▶ _Given instruction_:
Go through the entries and transcribe each one exactly, dropping the pictures.

▶ _Stored records_:
——
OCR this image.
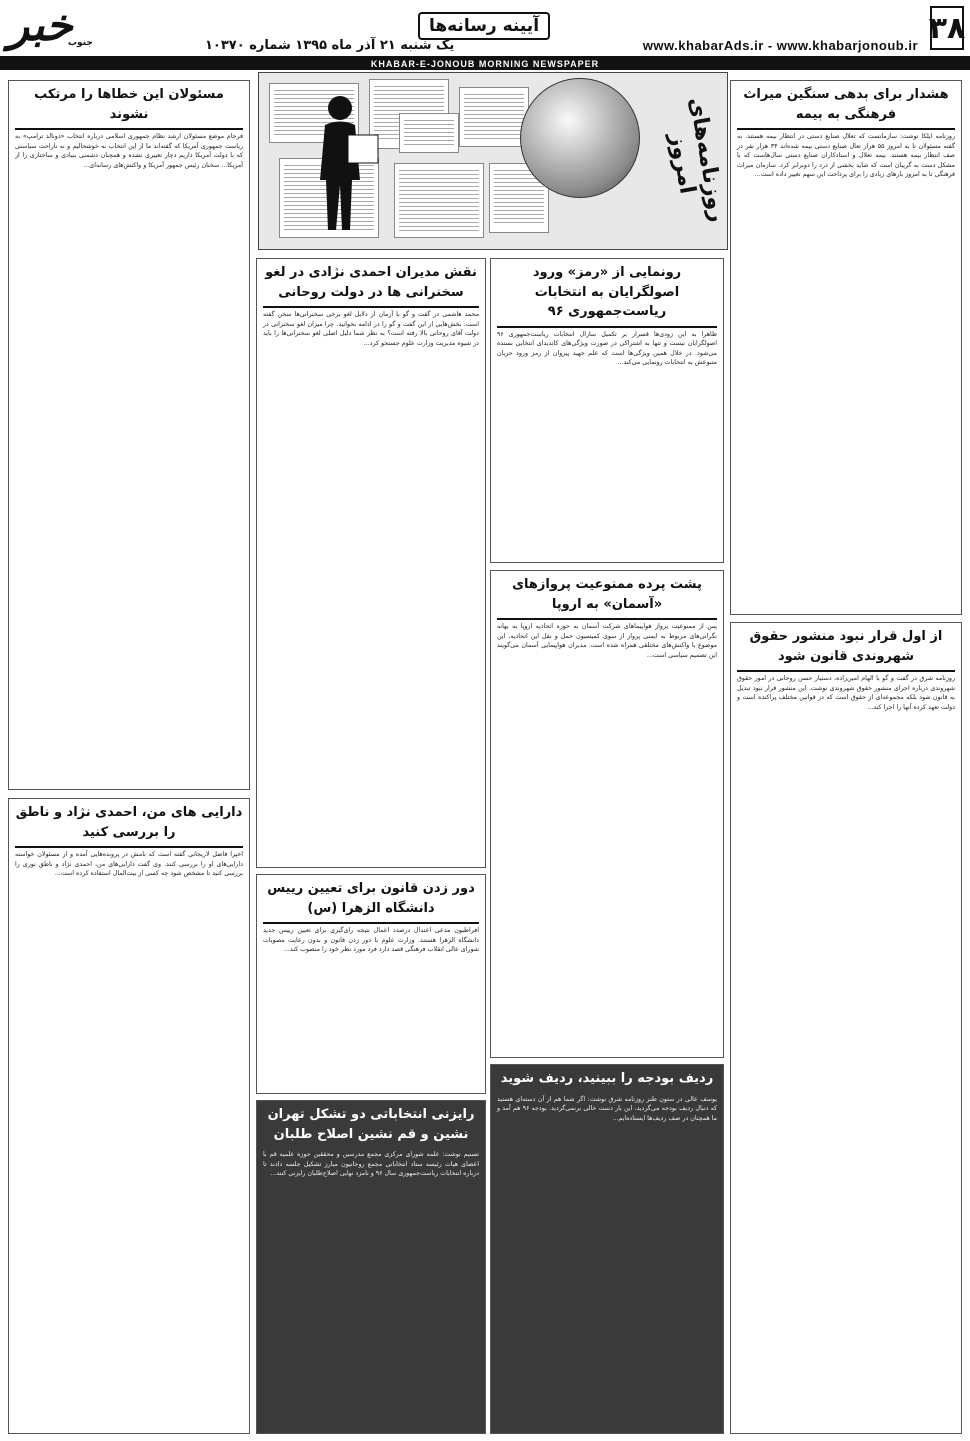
۳۸
www.khabarAds.ir - www.khabarjonoub.ir
آیینه رسانه‌ها
یک شنبه ۲۱ آذر ماه ۱۳۹۵ شماره ۱۰۳۷۰
خبر
جنوب
KHABAR-E-JONOUB MORNING NEWSPAPER
روزنامه‌های امروز
هشدار برای بدهی سنگین میراث فرهنگی به بیمه
روزنامه ایلکا نوشت: سازمانست که تعلال صنایع دستی در انتظار بیمه هستند. به گفته مسئولان تا به امروز ۵۵ هزار تعال صنایع دستی بیمه شده‌اند ۳۴ هزار نفر در صف انتظار بیمه هستند. بیمه تعلال و استادکاران صنایع دستی سال‌هاست که با مشکل دست به گریبان است که شاید بخشی از درد را دوبرابر کرد. سازمان میراث فرهنگی تا به امروز بارهای زیادی را برای پرداخت این سهم تغییر داده است...
از اول قرار نبود منشور حقوق شهروندی قانون شود
روزنامه شرق در گفت و گو با الهام امین‌زاده، دستیار حسن روحانی در امور حقوق شهروندی درباره اجرای منشور حقوق شهروندی نوشت. این منشور قرار نبود تبدیل به قانون شود بلکه مجموعه‌ای از حقوق است که در قوانین مختلف پراکنده است و دولت تعهد کرده آنها را اجرا کند...
مسئولان این خطاها را مرتکب نشوند
فرجام موضع مسئولان ارشد نظام جمهوری اسلامی درباره انتخاب «دونالد ترامپ» به ریاست جمهوری آمریکا که گفته‌اند ما از این انتخاب نه خوشحالیم و نه ناراحت سیاستی که با دولت آمریکا داریم دچار تغییری نشده و همچنان دشمنی بنیادی و ساختاری را از آمریکا... سخنان رئیس جمهور آمریکا و واکنش‌های رسانه‌ای...
دارایی های من، احمدی نژاد و ناطق را بررسی کنید
اخیرا فاضل لاریجانی گفته است که نامش در پرونده‌هایی آمده و از مسئولان خواسته دارایی‌های او را بررسی کنند. وی گفت دارایی‌های من، احمدی نژاد و ناطق نوری را بررسی کنید تا مشخص شود چه کسی از بیت‌المال استفاده کرده است...
رونمایی از «رمز» ورود اصولگرایان به انتخابات ریاست‌جمهوری ۹۶
ظاهرا به این زودی‌ها قسرار بر تکمیل سازال انتخابات ریاست‌جمهوری ۹۶ اصولگرایان نیست و تنها به اشتراکی در صورت ویژگی‌های کاندیدای انتخابی بسنده می‌شود. در خلال همین ویژگی‌ها است که علم جهید پیروان از رمز ورود جریان متبوعش به انتخابات رونمایی می‌کند...
پشت پرده ممنوعیت پروازهای «آسمان» به اروپا
پس از ممنوعیت پرواز هواپیماهای شرکت آسمان به حوزه اتحادیه اروپا به بهانه نگرانی‌های مربوط به ایمنی پرواز از سوی کمیسیون حمل و نقل این اتحادیه، این موضوع با واکنش‌های مختلفی همراه شده است. مدیران هواپیمایی آسمان می‌گویند این تصمیم سیاسی است...
ردیف بودجه را ببینید، ردیف شوید
یوسف عالی در ستون طنز روزنامه شرق نوشت: اگر شما هم از آن دسته‌ای هستید که دنبال ردیف بودجه می‌گردید، این بار دست خالی برنمی‌گردید. بودجه ۹۶ هم آمد و ما همچنان در صف ردیف‌ها ایستاده‌ایم...
نقش مدیران احمدی نژادی در لغو سخنرانی ها در دولت روحانی
محمد هاشمی در گفت و گو با آرمان از دلایل لغو برخی سخنرانی‌ها سخن گفته است. بخش‌هایی از این گفت و گو را در ادامه بخوانید. چرا میزان لغو سخنرانی در دولت آقای روحانی بالا رفته است؟ به نظر شما دلیل اصلی لغو سخنرانی‌ها را باید در شیوه مدیریت وزارت علوم جستجو کرد...
دور زدن قانون برای تعیین رییس دانشگاه الزهرا (س)
افراطیون مدعی اعتدال درصدد اعمال نتیجه رای‌گیری برای تعیین رییس جدید دانشگاه الزهرا هستند. وزارت علوم با دور زدن قانون و بدون رعایت مصوبات شورای عالی انقلاب فرهنگی قصد دارد فرد مورد نظر خود را منصوب کند...
رایزنی انتخاباتی دو تشکل تهران نشین و قم نشین اصلاح طلبان
تسنیم نوشت: علمه شورای مرکزی مجمع مدرسین و محققین حوزه علمیه قم با اعضای هیات رئیسه ستاد انتخاباتی مجمع روحانیون مبارز تشکیل جلسه دادند تا درباره انتخابات ریاست‌جمهوری سال ۹۶ و نامزد نهایی اصلاح‌طلبان رایزنی کنند...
——
▶ _Solution below_:
OCR this image.
۳۸
www.khabarAds.ir - www.khabarjonoub.ir
آیینه رسانه‌ها
یک شنبه ۲۱ آذر ماه ۱۳۹۵ شماره ۱۰۳۷۰
خبر
جنوب
KHABAR-E-JONOUB MORNING NEWSPAPER
روزنامه‌های امروز
هشدار برای بدهی سنگین میراث فرهنگی به بیمه
روزنامه ایلکا نوشت: سازمانست که تعلال صنایع دستی در انتظار بیمه هستند. به گفته مسئولان تا به امروز ۵۵ هزار تعال صنایع دستی بیمه شده‌اند ۳۴ هزار نفر در صف انتظار بیمه هستند. بیمه تعلال و استادکاران صنایع دستی سال‌هاست که با مشکل دست به گریبان است که شاید بخشی از درد را دوبرابر کرد. سازمان میراث فرهنگی تا به امروز بارهای زیادی را برای پرداخت این سهم تغییر داده است...
از اول قرار نبود منشور حقوق شهروندی قانون شود
روزنامه شرق در گفت و گو با الهام امین‌زاده، دستیار حسن روحانی در امور حقوق شهروندی درباره اجرای منشور حقوق شهروندی نوشت. این منشور قرار نبود تبدیل به قانون شود بلکه مجموعه‌ای از حقوق است که در قوانین مختلف پراکنده است و دولت تعهد کرده آنها را اجرا کند...
مسئولان این خطاها را مرتکب نشوند
فرجام موضع مسئولان ارشد نظام جمهوری اسلامی درباره انتخاب «دونالد ترامپ» به ریاست جمهوری آمریکا که گفته‌اند ما از این انتخاب نه خوشحالیم و نه ناراحت سیاستی که با دولت آمریکا داریم دچار تغییری نشده و همچنان دشمنی بنیادی و ساختاری را از آمریکا... سخنان رئیس جمهور آمریکا و واکنش‌های رسانه‌ای...
دارایی های من، احمدی نژاد و ناطق را بررسی کنید
اخیرا فاضل لاریجانی گفته است که نامش در پرونده‌هایی آمده و از مسئولان خواسته دارایی‌های او را بررسی کنند. وی گفت دارایی‌های من، احمدی نژاد و ناطق نوری را بررسی کنید تا مشخص شود چه کسی از بیت‌المال استفاده کرده است...
رونمایی از «رمز» ورود اصولگرایان به انتخابات ریاست‌جمهوری ۹۶
ظاهرا به این زودی‌ها قسرار بر تکمیل سازال انتخابات ریاست‌جمهوری ۹۶ اصولگرایان نیست و تنها به اشتراکی در صورت ویژگی‌های کاندیدای انتخابی بسنده می‌شود. در خلال همین ویژگی‌ها است که علم جهید پیروان از رمز ورود جریان متبوعش به انتخابات رونمایی می‌کند...
پشت پرده ممنوعیت پروازهای «آسمان» به اروپا
پس از ممنوعیت پرواز هواپیماهای شرکت آسمان به حوزه اتحادیه اروپا به بهانه نگرانی‌های مربوط به ایمنی پرواز از سوی کمیسیون حمل و نقل این اتحادیه، این موضوع با واکنش‌های مختلفی همراه شده است. مدیران هواپیمایی آسمان می‌گویند این تصمیم سیاسی است...
ردیف بودجه را ببینید، ردیف شوید
یوسف عالی در ستون طنز روزنامه شرق نوشت: اگر شما هم از آن دسته‌ای هستید که دنبال ردیف بودجه می‌گردید، این بار دست خالی برنمی‌گردید. بودجه ۹۶ هم آمد و ما همچنان در صف ردیف‌ها ایستاده‌ایم...
نقش مدیران احمدی نژادی در لغو سخنرانی ها در دولت روحانی
محمد هاشمی در گفت و گو با آرمان از دلایل لغو برخی سخنرانی‌ها سخن گفته است. بخش‌هایی از این گفت و گو را در ادامه بخوانید. چرا میزان لغو سخنرانی در دولت آقای روحانی بالا رفته است؟ به نظر شما دلیل اصلی لغو سخنرانی‌ها را باید در شیوه مدیریت وزارت علوم جستجو کرد...
دور زدن قانون برای تعیین رییس دانشگاه الزهرا (س)
افراطیون مدعی اعتدال درصدد اعمال نتیجه رای‌گیری برای تعیین رییس جدید دانشگاه الزهرا هستند. وزارت علوم با دور زدن قانون و بدون رعایت مصوبات شورای عالی انقلاب فرهنگی قصد دارد فرد مورد نظر خود را منصوب کند...
رایزنی انتخاباتی دو تشکل تهران نشین و قم نشین اصلاح طلبان
تسنیم نوشت: علمه شورای مرکزی مجمع مدرسین و محققین حوزه علمیه قم با اعضای هیات رئیسه ستاد انتخاباتی مجمع روحانیون مبارز تشکیل جلسه دادند تا درباره انتخابات ریاست‌جمهوری سال ۹۶ و نامزد نهایی اصلاح‌طلبان رایزنی کنند...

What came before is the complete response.